--- The input ---

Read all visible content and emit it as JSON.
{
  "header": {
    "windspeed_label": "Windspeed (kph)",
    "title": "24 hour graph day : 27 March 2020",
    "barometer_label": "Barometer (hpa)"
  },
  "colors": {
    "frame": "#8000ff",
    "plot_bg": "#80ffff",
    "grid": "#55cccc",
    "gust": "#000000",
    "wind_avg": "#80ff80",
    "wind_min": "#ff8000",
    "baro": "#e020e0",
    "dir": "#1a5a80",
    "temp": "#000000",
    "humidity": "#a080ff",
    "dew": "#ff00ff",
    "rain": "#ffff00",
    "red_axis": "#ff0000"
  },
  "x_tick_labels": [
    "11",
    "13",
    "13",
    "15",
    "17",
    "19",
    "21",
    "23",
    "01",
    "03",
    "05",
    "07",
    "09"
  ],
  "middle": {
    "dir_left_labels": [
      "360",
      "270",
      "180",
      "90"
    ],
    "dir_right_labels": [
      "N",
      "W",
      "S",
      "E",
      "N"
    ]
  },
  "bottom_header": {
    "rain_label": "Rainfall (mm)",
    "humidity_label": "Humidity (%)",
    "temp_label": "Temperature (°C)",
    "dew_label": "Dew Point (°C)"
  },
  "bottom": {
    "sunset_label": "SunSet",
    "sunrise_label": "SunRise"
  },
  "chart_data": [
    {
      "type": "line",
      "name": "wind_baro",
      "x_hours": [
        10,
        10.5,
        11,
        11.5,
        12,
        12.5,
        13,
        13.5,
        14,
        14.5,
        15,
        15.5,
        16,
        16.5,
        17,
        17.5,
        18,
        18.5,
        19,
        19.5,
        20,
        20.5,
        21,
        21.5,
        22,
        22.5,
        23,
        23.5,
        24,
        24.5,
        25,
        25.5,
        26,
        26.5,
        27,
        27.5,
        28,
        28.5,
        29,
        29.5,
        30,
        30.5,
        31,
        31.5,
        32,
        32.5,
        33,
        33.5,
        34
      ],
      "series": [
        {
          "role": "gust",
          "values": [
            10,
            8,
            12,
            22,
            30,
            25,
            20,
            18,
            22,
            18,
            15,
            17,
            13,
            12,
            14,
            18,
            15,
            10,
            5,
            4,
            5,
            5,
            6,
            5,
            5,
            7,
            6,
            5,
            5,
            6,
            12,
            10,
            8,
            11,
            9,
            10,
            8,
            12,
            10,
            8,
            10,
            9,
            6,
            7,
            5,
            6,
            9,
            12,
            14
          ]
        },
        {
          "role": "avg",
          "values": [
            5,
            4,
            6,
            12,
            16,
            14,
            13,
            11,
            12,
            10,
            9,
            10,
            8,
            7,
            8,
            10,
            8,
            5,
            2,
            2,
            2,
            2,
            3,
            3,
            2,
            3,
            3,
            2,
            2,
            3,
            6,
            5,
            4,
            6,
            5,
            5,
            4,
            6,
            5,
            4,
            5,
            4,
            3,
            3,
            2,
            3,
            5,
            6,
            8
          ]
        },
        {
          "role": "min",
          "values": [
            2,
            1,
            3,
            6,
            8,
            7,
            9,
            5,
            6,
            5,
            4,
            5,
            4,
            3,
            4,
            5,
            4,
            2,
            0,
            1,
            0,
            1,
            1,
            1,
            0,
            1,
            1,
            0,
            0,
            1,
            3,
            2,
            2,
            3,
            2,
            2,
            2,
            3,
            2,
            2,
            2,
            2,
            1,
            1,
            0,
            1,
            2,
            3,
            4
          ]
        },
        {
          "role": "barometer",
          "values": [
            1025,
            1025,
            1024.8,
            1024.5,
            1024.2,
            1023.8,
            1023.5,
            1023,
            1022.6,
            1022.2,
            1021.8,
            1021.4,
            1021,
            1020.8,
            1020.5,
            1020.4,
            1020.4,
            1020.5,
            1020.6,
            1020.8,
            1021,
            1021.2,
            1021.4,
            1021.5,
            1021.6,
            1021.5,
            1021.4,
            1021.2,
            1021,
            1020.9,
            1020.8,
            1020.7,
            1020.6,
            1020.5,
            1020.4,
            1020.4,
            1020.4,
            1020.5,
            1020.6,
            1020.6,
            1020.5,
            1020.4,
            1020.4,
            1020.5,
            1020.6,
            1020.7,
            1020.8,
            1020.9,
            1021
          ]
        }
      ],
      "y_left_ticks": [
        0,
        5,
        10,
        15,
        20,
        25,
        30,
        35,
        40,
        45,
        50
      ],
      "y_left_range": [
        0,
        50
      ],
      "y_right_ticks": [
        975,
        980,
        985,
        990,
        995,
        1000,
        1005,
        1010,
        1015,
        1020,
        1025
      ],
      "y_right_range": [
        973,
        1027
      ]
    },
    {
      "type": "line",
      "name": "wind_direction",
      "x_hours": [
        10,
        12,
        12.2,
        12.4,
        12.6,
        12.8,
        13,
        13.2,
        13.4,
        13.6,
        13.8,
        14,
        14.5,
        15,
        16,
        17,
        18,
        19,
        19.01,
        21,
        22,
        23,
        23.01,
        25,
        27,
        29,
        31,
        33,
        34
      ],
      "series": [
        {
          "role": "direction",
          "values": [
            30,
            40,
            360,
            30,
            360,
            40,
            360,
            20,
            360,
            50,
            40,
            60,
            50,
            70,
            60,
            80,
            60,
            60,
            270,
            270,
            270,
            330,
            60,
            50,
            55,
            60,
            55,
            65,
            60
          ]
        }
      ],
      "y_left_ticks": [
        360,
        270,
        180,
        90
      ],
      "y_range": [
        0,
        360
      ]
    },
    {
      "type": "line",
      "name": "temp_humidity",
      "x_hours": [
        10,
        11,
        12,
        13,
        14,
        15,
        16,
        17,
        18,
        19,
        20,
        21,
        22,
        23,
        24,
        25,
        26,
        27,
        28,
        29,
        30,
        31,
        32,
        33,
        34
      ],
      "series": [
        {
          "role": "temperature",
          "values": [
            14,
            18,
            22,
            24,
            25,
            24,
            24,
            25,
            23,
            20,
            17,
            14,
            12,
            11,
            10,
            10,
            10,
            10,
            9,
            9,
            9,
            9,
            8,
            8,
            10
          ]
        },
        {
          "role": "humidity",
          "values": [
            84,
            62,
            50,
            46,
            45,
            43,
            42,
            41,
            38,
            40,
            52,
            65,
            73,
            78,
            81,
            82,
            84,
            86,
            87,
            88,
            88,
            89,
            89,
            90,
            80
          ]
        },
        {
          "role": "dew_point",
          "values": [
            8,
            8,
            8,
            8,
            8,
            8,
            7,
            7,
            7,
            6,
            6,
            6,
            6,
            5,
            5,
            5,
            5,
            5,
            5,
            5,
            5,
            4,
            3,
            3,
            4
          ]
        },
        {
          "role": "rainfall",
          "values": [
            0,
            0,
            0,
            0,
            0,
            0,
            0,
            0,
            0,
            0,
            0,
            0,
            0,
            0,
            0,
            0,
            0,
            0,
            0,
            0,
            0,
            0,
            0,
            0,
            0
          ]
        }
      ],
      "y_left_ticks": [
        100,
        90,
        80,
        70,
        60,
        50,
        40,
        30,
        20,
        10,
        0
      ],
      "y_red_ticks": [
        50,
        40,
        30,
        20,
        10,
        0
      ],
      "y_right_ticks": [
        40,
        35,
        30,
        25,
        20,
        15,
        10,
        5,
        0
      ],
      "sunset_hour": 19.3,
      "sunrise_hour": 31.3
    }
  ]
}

---

Aim of the exercise
Restate every record exactly, leaving nothing out.

Result of this exercise
Read all visible content and emit it as JSON.
{
  "header": {
    "windspeed_label": "Windspeed (kph)",
    "title": "24 hour graph day : 27 March 2020",
    "barometer_label": "Barometer (hpa)"
  },
  "colors": {
    "frame": "#8000ff",
    "plot_bg": "#80ffff",
    "grid": "#55cccc",
    "gust": "#000000",
    "wind_avg": "#80ff80",
    "wind_min": "#ff8000",
    "baro": "#e020e0",
    "dir": "#1a5a80",
    "temp": "#000000",
    "humidity": "#a080ff",
    "dew": "#ff00ff",
    "rain": "#ffff00",
    "red_axis": "#ff0000"
  },
  "x_tick_labels": [
    "11",
    "13",
    "13",
    "15",
    "17",
    "19",
    "21",
    "23",
    "01",
    "03",
    "05",
    "07",
    "09"
  ],
  "middle": {
    "dir_left_labels": [
      "360",
      "270",
      "180",
      "90"
    ],
    "dir_right_labels": [
      "N",
      "W",
      "S",
      "E",
      "N"
    ]
  },
  "bottom_header": {
    "rain_label": "Rainfall (mm)",
    "humidity_label": "Humidity (%)",
    "temp_label": "Temperature (°C)",
    "dew_label": "Dew Point (°C)"
  },
  "bottom": {
    "sunset_label": "SunSet",
    "sunrise_label": "SunRise"
  },
  "chart_data": [
    {
      "type": "line",
      "name": "wind_baro",
      "x_hours": [
        10,
        10.5,
        11,
        11.5,
        12,
        12.5,
        13,
        13.5,
        14,
        14.5,
        15,
        15.5,
        16,
        16.5,
        17,
        17.5,
        18,
        18.5,
        19,
        19.5,
        20,
        20.5,
        21,
        21.5,
        22,
        22.5,
        23,
        23.5,
        24,
        24.5,
        25,
        25.5,
        26,
        26.5,
        27,
        27.5,
        28,
        28.5,
        29,
        29.5,
        30,
        30.5,
        31,
        31.5,
        32,
        32.5,
        33,
        33.5,
        34
      ],
      "series": [
        {
          "role": "gust",
          "values": [
            10,
            8,
            12,
            22,
            30,
            25,
            20,
            18,
            22,
            18,
            15,
            17,
            13,
            12,
            14,
            18,
            15,
            10,
            5,
            4,
            5,
            5,
            6,
            5,
            5,
            7,
            6,
            5,
            5,
            6,
            12,
            10,
            8,
            11,
            9,
            10,
            8,
            12,
            10,
            8,
            10,
            9,
            6,
            7,
            5,
            6,
            9,
            12,
            14
          ]
        },
        {
          "role": "avg",
          "values": [
            5,
            4,
            6,
            12,
            16,
            14,
            13,
            11,
            12,
            10,
            9,
            10,
            8,
            7,
            8,
            10,
            8,
            5,
            2,
            2,
            2,
            2,
            3,
            3,
            2,
            3,
            3,
            2,
            2,
            3,
            6,
            5,
            4,
            6,
            5,
            5,
            4,
            6,
            5,
            4,
            5,
            4,
            3,
            3,
            2,
            3,
            5,
            6,
            8
          ]
        },
        {
          "role": "min",
          "values": [
            2,
            1,
            3,
            6,
            8,
            7,
            9,
            5,
            6,
            5,
            4,
            5,
            4,
            3,
            4,
            5,
            4,
            2,
            0,
            1,
            0,
            1,
            1,
            1,
            0,
            1,
            1,
            0,
            0,
            1,
            3,
            2,
            2,
            3,
            2,
            2,
            2,
            3,
            2,
            2,
            2,
            2,
            1,
            1,
            0,
            1,
            2,
            3,
            4
          ]
        },
        {
          "role": "barometer",
          "values": [
            1025,
            1025,
            1024.8,
            1024.5,
            1024.2,
            1023.8,
            1023.5,
            1023,
            1022.6,
            1022.2,
            1021.8,
            1021.4,
            1021,
            1020.8,
            1020.5,
            1020.4,
            1020.4,
            1020.5,
            1020.6,
            1020.8,
            1021,
            1021.2,
            1021.4,
            1021.5,
            1021.6,
            1021.5,
            1021.4,
            1021.2,
            1021,
            1020.9,
            1020.8,
            1020.7,
            1020.6,
            1020.5,
            1020.4,
            1020.4,
            1020.4,
            1020.5,
            1020.6,
            1020.6,
            1020.5,
            1020.4,
            1020.4,
            1020.5,
            1020.6,
            1020.7,
            1020.8,
            1020.9,
            1021
          ]
        }
      ],
      "y_left_ticks": [
        0,
        5,
        10,
        15,
        20,
        25,
        30,
        35,
        40,
        45,
        50
      ],
      "y_left_range": [
        0,
        50
      ],
      "y_right_ticks": [
        975,
        980,
        985,
        990,
        995,
        1000,
        1005,
        1010,
        1015,
        1020,
        1025
      ],
      "y_right_range": [
        973,
        1027
      ]
    },
    {
      "type": "line",
      "name": "wind_direction",
      "x_hours": [
        10,
        12,
        12.2,
        12.4,
        12.6,
        12.8,
        13,
        13.2,
        13.4,
        13.6,
        13.8,
        14,
        14.5,
        15,
        16,
        17,
        18,
        19,
        19.01,
        21,
        22,
        23,
        23.01,
        25,
        27,
        29,
        31,
        33,
        34
      ],
      "series": [
        {
          "role": "direction",
          "values": [
            30,
            40,
            360,
            30,
            360,
            40,
            360,
            20,
            360,
            50,
            40,
            60,
            50,
            70,
            60,
            80,
            60,
            60,
            270,
            270,
            270,
            330,
            60,
            50,
            55,
            60,
            55,
            65,
            60
          ]
        }
      ],
      "y_left_ticks": [
        360,
        270,
        180,
        90
      ],
      "y_range": [
        0,
        360
      ]
    },
    {
      "type": "line",
      "name": "temp_humidity",
      "x_hours": [
        10,
        11,
        12,
        13,
        14,
        15,
        16,
        17,
        18,
        19,
        20,
        21,
        22,
        23,
        24,
        25,
        26,
        27,
        28,
        29,
        30,
        31,
        32,
        33,
        34
      ],
      "series": [
        {
          "role": "temperature",
          "values": [
            14,
            18,
            22,
            24,
            25,
            24,
            24,
            25,
            23,
            20,
            17,
            14,
            12,
            11,
            10,
            10,
            10,
            10,
            9,
            9,
            9,
            9,
            8,
            8,
            10
          ]
        },
        {
          "role": "humidity",
          "values": [
            84,
            62,
            50,
            46,
            45,
            43,
            42,
            41,
            38,
            40,
            52,
            65,
            73,
            78,
            81,
            82,
            84,
            86,
            87,
            88,
            88,
            89,
            89,
            90,
            80
          ]
        },
        {
          "role": "dew_point",
          "values": [
            8,
            8,
            8,
            8,
            8,
            8,
            7,
            7,
            7,
            6,
            6,
            6,
            6,
            5,
            5,
            5,
            5,
            5,
            5,
            5,
            5,
            4,
            3,
            3,
            4
          ]
        },
        {
          "role": "rainfall",
          "values": [
            0,
            0,
            0,
            0,
            0,
            0,
            0,
            0,
            0,
            0,
            0,
            0,
            0,
            0,
            0,
            0,
            0,
            0,
            0,
            0,
            0,
            0,
            0,
            0,
            0
          ]
        }
      ],
      "y_left_ticks": [
        100,
        90,
        80,
        70,
        60,
        50,
        40,
        30,
        20,
        10,
        0
      ],
      "y_red_ticks": [
        50,
        40,
        30,
        20,
        10,
        0
      ],
      "y_right_ticks": [
        40,
        35,
        30,
        25,
        20,
        15,
        10,
        5,
        0
      ],
      "sunset_hour": 19.3,
      "sunrise_hour": 31.3
    }
  ]
}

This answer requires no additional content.